▶ [What you should do]
Output exactly, please, the lines of the records below from the one containing "Parse this screenshot: output" through the final line.

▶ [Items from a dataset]
○ ○ ○ ○ ○ ○ ○
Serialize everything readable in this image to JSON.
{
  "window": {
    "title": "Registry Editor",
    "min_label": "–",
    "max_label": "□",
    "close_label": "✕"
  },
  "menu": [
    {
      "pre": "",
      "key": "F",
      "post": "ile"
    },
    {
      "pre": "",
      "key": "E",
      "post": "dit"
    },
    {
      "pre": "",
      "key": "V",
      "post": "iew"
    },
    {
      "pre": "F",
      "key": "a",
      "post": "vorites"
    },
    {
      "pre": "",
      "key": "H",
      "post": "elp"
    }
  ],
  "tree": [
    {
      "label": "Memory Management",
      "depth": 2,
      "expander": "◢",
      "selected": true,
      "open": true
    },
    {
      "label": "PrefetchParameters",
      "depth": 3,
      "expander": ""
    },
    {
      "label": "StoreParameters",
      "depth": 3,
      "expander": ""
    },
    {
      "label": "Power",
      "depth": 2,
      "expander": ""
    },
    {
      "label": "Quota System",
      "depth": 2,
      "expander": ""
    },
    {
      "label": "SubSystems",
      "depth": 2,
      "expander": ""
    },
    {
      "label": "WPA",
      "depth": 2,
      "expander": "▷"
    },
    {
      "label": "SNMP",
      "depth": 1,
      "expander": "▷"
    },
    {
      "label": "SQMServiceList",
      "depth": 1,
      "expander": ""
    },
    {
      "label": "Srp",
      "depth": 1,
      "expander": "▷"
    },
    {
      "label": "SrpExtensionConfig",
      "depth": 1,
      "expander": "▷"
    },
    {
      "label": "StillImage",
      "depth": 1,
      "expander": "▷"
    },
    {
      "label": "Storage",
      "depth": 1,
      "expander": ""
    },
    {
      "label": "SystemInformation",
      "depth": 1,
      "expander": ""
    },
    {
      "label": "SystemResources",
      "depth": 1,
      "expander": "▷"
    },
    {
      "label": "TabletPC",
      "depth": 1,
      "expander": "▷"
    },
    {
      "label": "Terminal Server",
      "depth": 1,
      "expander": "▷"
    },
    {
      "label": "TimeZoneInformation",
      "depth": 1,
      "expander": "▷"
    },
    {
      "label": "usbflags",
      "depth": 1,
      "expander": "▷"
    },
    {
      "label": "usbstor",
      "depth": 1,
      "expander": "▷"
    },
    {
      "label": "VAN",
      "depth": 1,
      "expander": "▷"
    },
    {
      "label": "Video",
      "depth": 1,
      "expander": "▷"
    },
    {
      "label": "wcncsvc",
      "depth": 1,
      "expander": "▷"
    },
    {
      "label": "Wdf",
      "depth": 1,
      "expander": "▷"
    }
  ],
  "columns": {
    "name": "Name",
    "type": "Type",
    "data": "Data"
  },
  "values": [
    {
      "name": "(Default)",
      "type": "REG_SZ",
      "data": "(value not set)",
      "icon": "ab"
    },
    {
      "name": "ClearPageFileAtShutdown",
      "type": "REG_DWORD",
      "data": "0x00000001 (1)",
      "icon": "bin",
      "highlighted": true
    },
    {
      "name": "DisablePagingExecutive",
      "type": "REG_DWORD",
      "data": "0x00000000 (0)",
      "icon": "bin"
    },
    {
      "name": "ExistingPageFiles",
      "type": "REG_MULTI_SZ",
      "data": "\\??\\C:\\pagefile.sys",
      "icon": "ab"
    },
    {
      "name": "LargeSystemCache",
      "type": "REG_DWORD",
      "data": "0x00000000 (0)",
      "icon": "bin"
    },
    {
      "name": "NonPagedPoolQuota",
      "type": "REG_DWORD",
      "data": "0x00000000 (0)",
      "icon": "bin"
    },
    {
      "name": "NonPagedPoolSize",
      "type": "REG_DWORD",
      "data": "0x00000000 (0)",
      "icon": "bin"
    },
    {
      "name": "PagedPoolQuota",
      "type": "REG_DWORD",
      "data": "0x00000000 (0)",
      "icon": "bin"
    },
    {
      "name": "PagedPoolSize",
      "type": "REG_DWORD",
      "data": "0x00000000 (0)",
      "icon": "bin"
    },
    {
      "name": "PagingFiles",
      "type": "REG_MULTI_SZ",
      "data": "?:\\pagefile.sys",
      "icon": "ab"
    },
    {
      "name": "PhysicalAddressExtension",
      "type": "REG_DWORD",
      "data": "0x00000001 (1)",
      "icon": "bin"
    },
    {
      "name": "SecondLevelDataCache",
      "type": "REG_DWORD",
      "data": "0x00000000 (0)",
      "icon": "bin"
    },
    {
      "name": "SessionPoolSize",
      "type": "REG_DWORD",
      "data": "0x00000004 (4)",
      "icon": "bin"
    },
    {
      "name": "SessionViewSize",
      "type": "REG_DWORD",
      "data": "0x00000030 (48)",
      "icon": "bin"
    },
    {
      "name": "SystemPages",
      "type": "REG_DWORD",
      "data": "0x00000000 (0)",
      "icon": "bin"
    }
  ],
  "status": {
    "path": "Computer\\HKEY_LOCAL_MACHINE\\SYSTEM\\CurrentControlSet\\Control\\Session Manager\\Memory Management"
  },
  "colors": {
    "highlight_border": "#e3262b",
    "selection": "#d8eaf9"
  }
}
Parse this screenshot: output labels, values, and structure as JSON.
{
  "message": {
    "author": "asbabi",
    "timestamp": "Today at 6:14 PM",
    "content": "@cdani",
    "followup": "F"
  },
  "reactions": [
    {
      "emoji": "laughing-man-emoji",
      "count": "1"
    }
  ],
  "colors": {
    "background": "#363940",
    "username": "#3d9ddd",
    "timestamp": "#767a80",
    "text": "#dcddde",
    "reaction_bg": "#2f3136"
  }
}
○ ○ ○ ○ ○ ○ ○
▶ [Task result]
Parse this screenshot: output labels, values, and structure as JSON.
{
  "message": {
    "author": "asbabi",
    "timestamp": "Today at 6:14 PM",
    "content": "@cdani",
    "followup": "F"
  },
  "reactions": [
    {
      "emoji": "laughing-man-emoji",
      "count": "1"
    }
  ],
  "colors": {
    "background": "#363940",
    "username": "#3d9ddd",
    "timestamp": "#767a80",
    "text": "#dcddde",
    "reaction_bg": "#2f3136"
  }
}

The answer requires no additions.